- **Task details**
Check every line of the entries for "text", and copy the lines that hold it.

- **Data for the task**
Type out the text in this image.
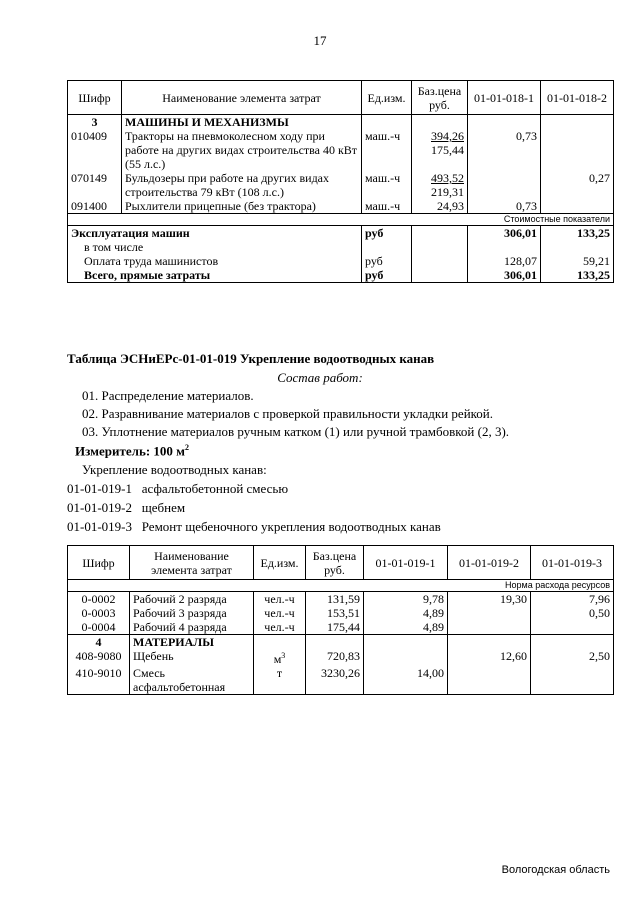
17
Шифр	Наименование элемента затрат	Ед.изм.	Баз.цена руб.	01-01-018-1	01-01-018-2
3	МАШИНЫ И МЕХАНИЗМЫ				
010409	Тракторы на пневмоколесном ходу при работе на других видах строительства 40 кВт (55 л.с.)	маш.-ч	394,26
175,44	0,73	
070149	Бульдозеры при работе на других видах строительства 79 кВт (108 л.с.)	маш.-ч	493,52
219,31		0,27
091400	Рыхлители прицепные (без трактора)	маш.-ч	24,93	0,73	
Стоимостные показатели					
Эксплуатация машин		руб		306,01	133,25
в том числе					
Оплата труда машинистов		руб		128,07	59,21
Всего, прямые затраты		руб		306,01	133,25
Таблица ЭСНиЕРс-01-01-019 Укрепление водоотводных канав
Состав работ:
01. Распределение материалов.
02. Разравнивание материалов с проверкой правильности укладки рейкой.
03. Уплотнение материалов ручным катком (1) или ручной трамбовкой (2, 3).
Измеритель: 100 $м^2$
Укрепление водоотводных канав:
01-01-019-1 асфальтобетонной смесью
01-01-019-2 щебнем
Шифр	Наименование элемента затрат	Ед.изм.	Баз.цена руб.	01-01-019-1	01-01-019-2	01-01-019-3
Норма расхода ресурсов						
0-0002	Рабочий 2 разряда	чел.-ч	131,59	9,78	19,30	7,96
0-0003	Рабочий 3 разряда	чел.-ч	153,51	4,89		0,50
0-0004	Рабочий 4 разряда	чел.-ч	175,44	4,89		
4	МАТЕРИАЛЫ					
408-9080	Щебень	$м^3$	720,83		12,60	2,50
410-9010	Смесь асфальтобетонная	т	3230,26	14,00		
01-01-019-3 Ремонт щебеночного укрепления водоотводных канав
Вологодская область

---

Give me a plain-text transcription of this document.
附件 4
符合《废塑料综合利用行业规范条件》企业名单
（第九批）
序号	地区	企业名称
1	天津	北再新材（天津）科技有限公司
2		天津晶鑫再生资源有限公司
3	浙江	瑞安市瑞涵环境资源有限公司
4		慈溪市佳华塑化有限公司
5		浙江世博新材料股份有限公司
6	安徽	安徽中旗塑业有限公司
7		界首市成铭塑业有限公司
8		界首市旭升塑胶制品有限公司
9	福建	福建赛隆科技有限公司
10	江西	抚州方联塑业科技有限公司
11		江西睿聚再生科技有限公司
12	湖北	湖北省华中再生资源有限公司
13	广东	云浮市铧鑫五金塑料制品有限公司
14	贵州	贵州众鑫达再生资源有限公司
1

- **Answer to the problem**
Type out the text in this image.
Give me a plain-text transcription of this document.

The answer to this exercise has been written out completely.